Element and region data
:::

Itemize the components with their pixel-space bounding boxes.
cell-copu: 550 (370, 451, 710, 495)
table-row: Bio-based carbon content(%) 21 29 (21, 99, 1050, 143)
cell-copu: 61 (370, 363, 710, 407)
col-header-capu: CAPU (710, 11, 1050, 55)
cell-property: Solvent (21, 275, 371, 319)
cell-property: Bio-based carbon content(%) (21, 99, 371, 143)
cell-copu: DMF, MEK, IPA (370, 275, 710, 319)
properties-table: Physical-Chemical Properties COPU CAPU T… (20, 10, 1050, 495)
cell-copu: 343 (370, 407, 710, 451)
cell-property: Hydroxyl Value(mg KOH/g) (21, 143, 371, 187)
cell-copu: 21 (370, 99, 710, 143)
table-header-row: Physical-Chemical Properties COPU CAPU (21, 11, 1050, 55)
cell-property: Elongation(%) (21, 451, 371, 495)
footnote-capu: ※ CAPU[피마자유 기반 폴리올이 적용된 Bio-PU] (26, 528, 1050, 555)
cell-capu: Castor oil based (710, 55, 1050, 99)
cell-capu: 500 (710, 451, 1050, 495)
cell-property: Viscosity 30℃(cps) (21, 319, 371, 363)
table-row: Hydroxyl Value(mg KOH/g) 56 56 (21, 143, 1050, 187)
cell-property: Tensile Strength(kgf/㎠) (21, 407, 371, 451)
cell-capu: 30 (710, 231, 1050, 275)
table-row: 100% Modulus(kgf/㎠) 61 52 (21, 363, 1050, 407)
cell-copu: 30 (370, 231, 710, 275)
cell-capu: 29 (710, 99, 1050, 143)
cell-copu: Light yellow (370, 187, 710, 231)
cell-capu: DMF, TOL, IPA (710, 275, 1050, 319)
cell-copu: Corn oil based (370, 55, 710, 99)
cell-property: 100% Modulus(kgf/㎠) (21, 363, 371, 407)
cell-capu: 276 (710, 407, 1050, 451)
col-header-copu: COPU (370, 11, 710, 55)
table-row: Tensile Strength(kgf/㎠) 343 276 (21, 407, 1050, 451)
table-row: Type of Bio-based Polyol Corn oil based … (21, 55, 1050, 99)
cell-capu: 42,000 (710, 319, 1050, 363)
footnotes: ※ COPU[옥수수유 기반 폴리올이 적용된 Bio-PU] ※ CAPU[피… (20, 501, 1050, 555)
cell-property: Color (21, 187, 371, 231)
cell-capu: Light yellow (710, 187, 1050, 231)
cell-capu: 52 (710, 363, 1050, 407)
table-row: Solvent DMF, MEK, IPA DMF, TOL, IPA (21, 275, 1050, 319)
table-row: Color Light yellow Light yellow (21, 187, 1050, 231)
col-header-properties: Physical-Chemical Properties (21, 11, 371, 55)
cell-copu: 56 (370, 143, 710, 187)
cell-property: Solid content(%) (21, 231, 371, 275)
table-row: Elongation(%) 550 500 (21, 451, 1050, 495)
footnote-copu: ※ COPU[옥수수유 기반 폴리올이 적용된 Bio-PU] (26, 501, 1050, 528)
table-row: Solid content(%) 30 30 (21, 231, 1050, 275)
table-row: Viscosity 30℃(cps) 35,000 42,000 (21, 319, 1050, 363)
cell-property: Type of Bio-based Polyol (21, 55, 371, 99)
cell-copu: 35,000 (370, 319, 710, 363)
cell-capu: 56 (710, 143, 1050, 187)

:::

**TASK TO CARRY OUT:** Reproduce every line of the data above verbatim, without changing anything.

**SOLVED EXERCISE:**
Itemize the components with their pixel-space bounding boxes.
cell-copu: 550 (370, 451, 710, 495)
table-row: Bio-based carbon content(%) 21 29 (21, 99, 1050, 143)
cell-copu: 61 (370, 363, 710, 407)
col-header-capu: CAPU (710, 11, 1050, 55)
cell-property: Solvent (21, 275, 371, 319)
cell-property: Bio-based carbon content(%) (21, 99, 371, 143)
cell-copu: DMF, MEK, IPA (370, 275, 710, 319)
properties-table: Physical-Chemical Properties COPU CAPU T… (20, 10, 1050, 495)
cell-copu: 343 (370, 407, 710, 451)
cell-property: Hydroxyl Value(mg KOH/g) (21, 143, 371, 187)
cell-copu: 21 (370, 99, 710, 143)
table-header-row: Physical-Chemical Properties COPU CAPU (21, 11, 1050, 55)
cell-property: Elongation(%) (21, 451, 371, 495)
footnote-capu: ※ CAPU[피마자유 기반 폴리올이 적용된 Bio-PU] (26, 528, 1050, 555)
cell-capu: Castor oil based (710, 55, 1050, 99)
cell-capu: 500 (710, 451, 1050, 495)
cell-property: Viscosity 30℃(cps) (21, 319, 371, 363)
table-row: Hydroxyl Value(mg KOH/g) 56 56 (21, 143, 1050, 187)
cell-property: Tensile Strength(kgf/㎠) (21, 407, 371, 451)
cell-capu: 30 (710, 231, 1050, 275)
table-row: 100% Modulus(kgf/㎠) 61 52 (21, 363, 1050, 407)
cell-copu: 30 (370, 231, 710, 275)
cell-capu: 29 (710, 99, 1050, 143)
cell-copu: Light yellow (370, 187, 710, 231)
cell-capu: DMF, TOL, IPA (710, 275, 1050, 319)
cell-copu: Corn oil based (370, 55, 710, 99)
cell-property: 100% Modulus(kgf/㎠) (21, 363, 371, 407)
cell-capu: 276 (710, 407, 1050, 451)
col-header-copu: COPU (370, 11, 710, 55)
table-row: Tensile Strength(kgf/㎠) 343 276 (21, 407, 1050, 451)
table-row: Type of Bio-based Polyol Corn oil based … (21, 55, 1050, 99)
cell-capu: 42,000 (710, 319, 1050, 363)
footnotes: ※ COPU[옥수수유 기반 폴리올이 적용된 Bio-PU] ※ CAPU[피… (20, 501, 1050, 555)
cell-property: Color (21, 187, 371, 231)
cell-capu: Light yellow (710, 187, 1050, 231)
cell-capu: 52 (710, 363, 1050, 407)
table-row: Solvent DMF, MEK, IPA DMF, TOL, IPA (21, 275, 1050, 319)
table-row: Color Light yellow Light yellow (21, 187, 1050, 231)
col-header-properties: Physical-Chemical Properties (21, 11, 371, 55)
cell-copu: 56 (370, 143, 710, 187)
cell-property: Solid content(%) (21, 231, 371, 275)
table-row: Elongation(%) 550 500 (21, 451, 1050, 495)
footnote-copu: ※ COPU[옥수수유 기반 폴리올이 적용된 Bio-PU] (26, 501, 1050, 528)
table-row: Solid content(%) 30 30 (21, 231, 1050, 275)
table-row: Viscosity 30℃(cps) 35,000 42,000 (21, 319, 1050, 363)
cell-property: Type of Bio-based Polyol (21, 55, 371, 99)
cell-copu: 35,000 (370, 319, 710, 363)
cell-capu: 56 (710, 143, 1050, 187)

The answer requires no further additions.